FRAGMENTO SELECCIONADO ::
|---|
El agua cervecera es una calidad de agua obtenida a partir del agua tratada. Su uso está asociado a operaciones donde el agua puede entrar en contacto directo con la cerveza, con el envase en su etapa final de enjuague o con equipos y auxiliares que pueden transferir una cantidad significativa de agua al producto final.
En muchas cervecerías, el agua cervecera se obtiene mediante un postratamiento relativamente simple del agua tratada, principalmente orientado a la eliminación del cloro residual. Para ello se utilizan normalmente filtros de carbón activado, cuya función es remover cloro libre, compuestos oxidantes y, en parte, sustancias que podrían afectar el olor o el sabor del producto. Cuando el agua de red o el agua tratada contiene dióxido de cloro, cloraminas u otros desinfectantes, el sistema de decloración debe diseñarse específicamente para asegurar su remoción efectiva.
La decloración es importante porque los compuestos clorados pueden reaccionar con componentes de la cerveza y generar defectos sensoriales, especialmente notas fenólicas, medicinales o químicas. Además, el agua que entra en contacto directo con el producto no debe aportar olores, sabores, oxidantes residuales ni contaminantes microbiológicos.
El agua cervecera declorada puede utilizarse en puntos donde el agua es introducida directa o indirectamente al producto. Algunos ejemplos son el agua de espumeo en la llenadora de botellas, el enjuague final en lavadoras de botellas y otros enjuagues finales donde una fracción del agua puede permanecer en el envase o entrar posteriormente en contacto con la cerveza.
|---|
LÍNEAS PROPORCIONADAS ::

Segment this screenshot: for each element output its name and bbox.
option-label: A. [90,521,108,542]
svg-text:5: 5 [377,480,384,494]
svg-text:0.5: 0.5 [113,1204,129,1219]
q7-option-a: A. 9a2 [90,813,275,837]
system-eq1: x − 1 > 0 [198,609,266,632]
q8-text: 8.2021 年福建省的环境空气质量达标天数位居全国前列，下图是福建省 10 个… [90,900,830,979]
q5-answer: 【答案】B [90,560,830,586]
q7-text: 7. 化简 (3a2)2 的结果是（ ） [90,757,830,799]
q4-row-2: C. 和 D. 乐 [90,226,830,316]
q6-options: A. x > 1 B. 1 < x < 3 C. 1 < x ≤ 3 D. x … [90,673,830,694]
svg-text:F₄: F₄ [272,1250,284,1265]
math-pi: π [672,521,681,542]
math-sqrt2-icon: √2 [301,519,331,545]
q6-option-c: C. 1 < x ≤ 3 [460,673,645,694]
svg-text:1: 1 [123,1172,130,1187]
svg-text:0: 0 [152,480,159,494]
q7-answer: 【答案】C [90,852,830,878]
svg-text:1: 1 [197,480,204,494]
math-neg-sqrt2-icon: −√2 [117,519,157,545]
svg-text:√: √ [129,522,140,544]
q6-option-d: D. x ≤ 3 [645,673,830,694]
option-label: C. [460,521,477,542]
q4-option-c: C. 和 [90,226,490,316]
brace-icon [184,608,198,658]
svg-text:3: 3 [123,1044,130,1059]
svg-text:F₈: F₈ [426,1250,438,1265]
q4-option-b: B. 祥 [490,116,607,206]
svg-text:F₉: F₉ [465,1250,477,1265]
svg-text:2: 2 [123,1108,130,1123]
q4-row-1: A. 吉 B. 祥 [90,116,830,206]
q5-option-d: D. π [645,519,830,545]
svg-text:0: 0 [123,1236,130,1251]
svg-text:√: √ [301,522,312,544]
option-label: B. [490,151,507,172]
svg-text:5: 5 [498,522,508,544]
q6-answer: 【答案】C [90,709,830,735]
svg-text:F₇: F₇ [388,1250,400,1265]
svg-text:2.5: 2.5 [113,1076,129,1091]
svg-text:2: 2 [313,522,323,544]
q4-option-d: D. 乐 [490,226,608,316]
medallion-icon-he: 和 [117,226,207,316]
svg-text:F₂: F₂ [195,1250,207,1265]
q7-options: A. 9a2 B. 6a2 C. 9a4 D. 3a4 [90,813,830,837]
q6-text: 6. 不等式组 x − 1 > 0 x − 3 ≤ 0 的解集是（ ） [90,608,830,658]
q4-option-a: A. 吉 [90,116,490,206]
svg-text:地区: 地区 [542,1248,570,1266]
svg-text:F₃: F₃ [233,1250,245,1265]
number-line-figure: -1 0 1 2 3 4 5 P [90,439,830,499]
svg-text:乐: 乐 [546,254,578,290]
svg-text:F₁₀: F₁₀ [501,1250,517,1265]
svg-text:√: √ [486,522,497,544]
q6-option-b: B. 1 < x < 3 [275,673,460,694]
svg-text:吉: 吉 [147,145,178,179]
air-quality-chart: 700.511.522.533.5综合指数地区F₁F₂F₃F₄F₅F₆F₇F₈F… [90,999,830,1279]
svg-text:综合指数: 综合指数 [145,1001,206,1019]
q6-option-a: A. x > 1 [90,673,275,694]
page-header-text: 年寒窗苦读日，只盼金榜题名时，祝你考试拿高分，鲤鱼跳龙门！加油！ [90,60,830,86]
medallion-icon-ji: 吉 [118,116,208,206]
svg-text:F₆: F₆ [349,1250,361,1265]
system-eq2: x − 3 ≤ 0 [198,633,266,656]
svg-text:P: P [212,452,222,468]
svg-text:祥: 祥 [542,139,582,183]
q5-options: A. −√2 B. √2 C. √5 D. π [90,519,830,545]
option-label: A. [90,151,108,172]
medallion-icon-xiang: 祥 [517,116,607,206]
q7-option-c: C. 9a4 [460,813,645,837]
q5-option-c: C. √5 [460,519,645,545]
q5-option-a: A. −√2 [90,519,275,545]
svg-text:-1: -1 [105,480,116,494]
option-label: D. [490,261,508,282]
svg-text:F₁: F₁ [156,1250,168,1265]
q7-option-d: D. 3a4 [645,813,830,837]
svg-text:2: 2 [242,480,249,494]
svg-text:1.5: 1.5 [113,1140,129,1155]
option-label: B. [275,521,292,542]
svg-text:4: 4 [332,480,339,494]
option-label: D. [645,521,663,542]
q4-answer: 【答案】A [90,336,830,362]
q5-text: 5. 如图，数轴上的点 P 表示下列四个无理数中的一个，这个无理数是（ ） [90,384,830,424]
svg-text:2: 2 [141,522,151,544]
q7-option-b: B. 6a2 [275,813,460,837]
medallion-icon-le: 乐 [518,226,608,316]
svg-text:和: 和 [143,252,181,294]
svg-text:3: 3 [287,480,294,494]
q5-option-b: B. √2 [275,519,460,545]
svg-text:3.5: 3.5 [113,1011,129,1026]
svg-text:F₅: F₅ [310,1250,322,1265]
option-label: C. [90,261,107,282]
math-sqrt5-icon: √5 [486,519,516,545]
|---|
LISTA DE TAREAS ::
1 - Según el fragmento sobre el agua cervecera, ¿qué filtros se emplean normalmente para eliminar el cloro residual?
2 - Prosigue el fragmento sobre el agua cervecera a partir de su última oración.
Las líneas forman un material aparte del fragmento.

RESPUESTAS DADAS ::
1 - Filtros de carbón activado.

2 -
También es la materia prima habitual para la producción de agua desaireada. Esta agua desaireada se utiliza principalmente en operaciones posteriores a la fermentación, donde la incorporación de oxígeno debe mantenerse al mínimo. Entre sus aplicaciones se encuentran la dilución de cerveza o blending, la preparación de filtros, los enjuagues donde pueda quedar una cantidad considerable de agua en el producto final y los empujes o desplazamientos de cerveza en cualquier punto del proceso después de la fermentación.
La calidad microbiológica del agua cervecera es especialmente importante. Al eliminar el cloro residual mediante carbón activado, también se elimina la protección desinfectante que tenía el agua tratada. Por esta razón, el sistema debe diseñarse y operarse de forma sanitaria, evitando tiempos de residencia excesivos, zonas muertas, contaminación retrógrada y crecimiento microbiológico dentro de los filtros o de la red posterior. En muchos casos se incorporan etapas adicionales como filtración fina, esterilización por UV, filtración microbiológica o sanitización periódica del sistema.
El carbón activado debe considerarse un punto crítico de control. Si no se mantiene adecuadamente, puede convertirse en un foco de contaminación microbiológica. Por ello debe definirse una frecuencia de regeneración/sanitización y, reemplazo, según el diseño del sistema y el consumo de agua cervecera entre otros.